Collection entries

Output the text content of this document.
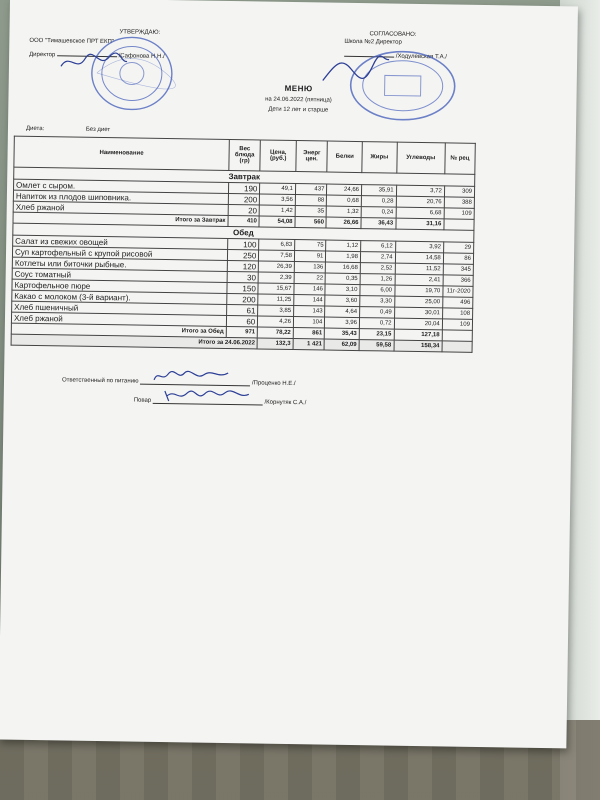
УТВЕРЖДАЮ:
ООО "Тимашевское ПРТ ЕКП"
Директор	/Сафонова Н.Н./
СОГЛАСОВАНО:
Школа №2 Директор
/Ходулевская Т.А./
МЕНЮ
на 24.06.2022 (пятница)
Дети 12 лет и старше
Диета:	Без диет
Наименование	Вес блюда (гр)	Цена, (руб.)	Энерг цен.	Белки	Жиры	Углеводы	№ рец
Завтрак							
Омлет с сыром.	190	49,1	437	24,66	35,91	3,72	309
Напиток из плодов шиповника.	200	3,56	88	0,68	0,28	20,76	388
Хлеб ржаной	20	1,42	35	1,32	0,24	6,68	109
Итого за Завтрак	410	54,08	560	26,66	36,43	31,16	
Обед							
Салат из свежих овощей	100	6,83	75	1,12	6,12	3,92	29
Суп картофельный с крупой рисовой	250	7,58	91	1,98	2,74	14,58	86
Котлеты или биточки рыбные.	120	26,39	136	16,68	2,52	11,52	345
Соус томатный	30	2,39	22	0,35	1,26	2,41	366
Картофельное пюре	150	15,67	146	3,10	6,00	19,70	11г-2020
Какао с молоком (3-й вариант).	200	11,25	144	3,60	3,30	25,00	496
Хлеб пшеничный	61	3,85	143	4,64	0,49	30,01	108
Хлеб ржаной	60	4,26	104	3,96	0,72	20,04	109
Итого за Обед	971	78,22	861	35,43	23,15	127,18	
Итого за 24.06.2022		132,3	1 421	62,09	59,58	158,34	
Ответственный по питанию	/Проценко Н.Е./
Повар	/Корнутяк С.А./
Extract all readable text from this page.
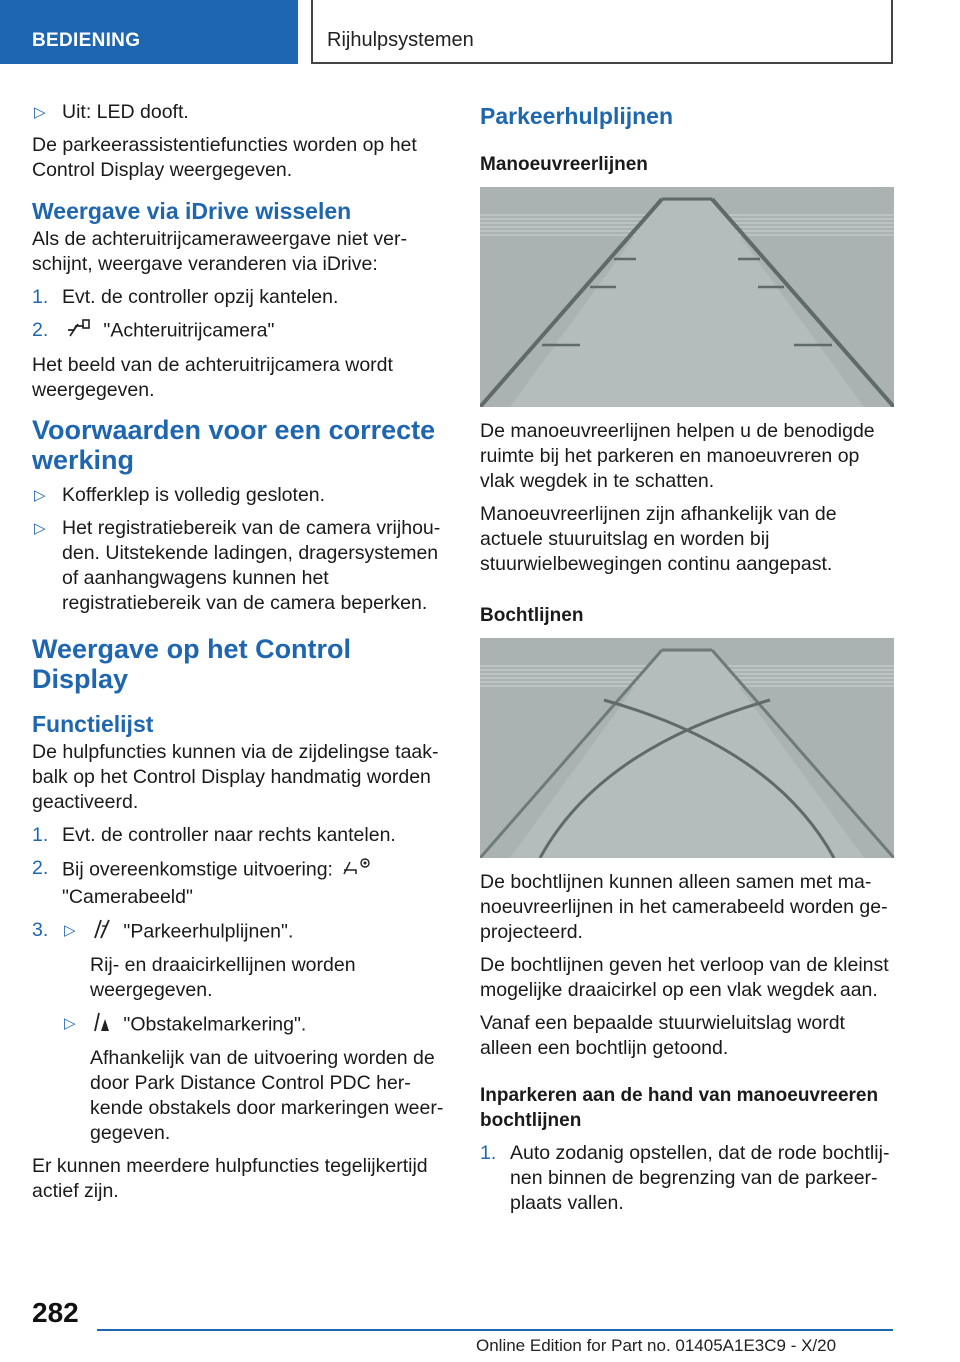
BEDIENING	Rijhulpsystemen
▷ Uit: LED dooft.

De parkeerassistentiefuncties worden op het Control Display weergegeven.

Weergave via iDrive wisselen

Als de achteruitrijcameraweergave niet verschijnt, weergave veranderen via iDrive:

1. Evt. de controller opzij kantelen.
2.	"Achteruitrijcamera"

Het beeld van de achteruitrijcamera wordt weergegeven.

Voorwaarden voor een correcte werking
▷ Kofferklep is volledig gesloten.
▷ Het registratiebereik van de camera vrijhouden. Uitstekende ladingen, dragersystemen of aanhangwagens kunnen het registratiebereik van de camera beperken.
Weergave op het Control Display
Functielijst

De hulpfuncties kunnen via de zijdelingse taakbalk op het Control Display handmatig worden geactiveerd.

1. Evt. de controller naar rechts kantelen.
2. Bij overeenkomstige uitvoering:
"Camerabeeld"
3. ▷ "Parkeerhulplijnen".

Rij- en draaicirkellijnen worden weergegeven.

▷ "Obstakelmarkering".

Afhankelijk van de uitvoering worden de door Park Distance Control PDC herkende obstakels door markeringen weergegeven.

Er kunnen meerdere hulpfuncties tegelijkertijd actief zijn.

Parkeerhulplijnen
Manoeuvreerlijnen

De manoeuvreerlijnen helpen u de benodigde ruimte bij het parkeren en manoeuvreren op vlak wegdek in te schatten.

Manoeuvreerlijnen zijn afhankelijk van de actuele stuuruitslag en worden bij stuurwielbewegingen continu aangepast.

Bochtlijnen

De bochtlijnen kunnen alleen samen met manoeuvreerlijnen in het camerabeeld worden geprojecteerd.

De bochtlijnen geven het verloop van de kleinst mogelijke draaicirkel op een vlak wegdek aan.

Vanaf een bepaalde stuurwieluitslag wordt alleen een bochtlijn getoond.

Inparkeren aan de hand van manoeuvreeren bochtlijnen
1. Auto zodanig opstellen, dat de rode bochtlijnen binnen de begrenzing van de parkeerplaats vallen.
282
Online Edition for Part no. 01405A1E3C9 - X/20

#### Direction
Copy the final stretch of lines, starting at the one that holds "Extract all readable text from this page." and ending at the last line of the data, exactly; omit pictures.

#### In response
Extract all readable text from this page.
BEDIENING	Rijhulpsystemen
▷ Uit: LED dooft.

De parkeerassistentiefuncties worden op het Control Display weergegeven.

Weergave via iDrive wisselen

Als de achteruitrijcameraweergave niet verschijnt, weergave veranderen via iDrive:

1. Evt. de controller opzij kantelen.
2.	"Achteruitrijcamera"

Het beeld van de achteruitrijcamera wordt weergegeven.

Voorwaarden voor een correcte werking
▷ Kofferklep is volledig gesloten.
▷ Het registratiebereik van de camera vrijhouden. Uitstekende ladingen, dragersystemen of aanhangwagens kunnen het registratiebereik van de camera beperken.
Weergave op het Control Display
Functielijst

De hulpfuncties kunnen via de zijdelingse taakbalk op het Control Display handmatig worden geactiveerd.

1. Evt. de controller naar rechts kantelen.
2. Bij overeenkomstige uitvoering:
"Camerabeeld"
3. ▷ "Parkeerhulplijnen".

Rij- en draaicirkellijnen worden weergegeven.

▷ "Obstakelmarkering".

Afhankelijk van de uitvoering worden de door Park Distance Control PDC herkende obstakels door markeringen weergegeven.

Er kunnen meerdere hulpfuncties tegelijkertijd actief zijn.

Parkeerhulplijnen
Manoeuvreerlijnen

De manoeuvreerlijnen helpen u de benodigde ruimte bij het parkeren en manoeuvreren op vlak wegdek in te schatten.

Manoeuvreerlijnen zijn afhankelijk van de actuele stuuruitslag en worden bij stuurwielbewegingen continu aangepast.

Bochtlijnen

De bochtlijnen kunnen alleen samen met manoeuvreerlijnen in het camerabeeld worden geprojecteerd.

De bochtlijnen geven het verloop van de kleinst mogelijke draaicirkel op een vlak wegdek aan.

Vanaf een bepaalde stuurwieluitslag wordt alleen een bochtlijn getoond.

Inparkeren aan de hand van manoeuvreeren bochtlijnen
1. Auto zodanig opstellen, dat de rode bochtlijnen binnen de begrenzing van de parkeerplaats vallen.
282
Online Edition for Part no. 01405A1E3C9 - X/20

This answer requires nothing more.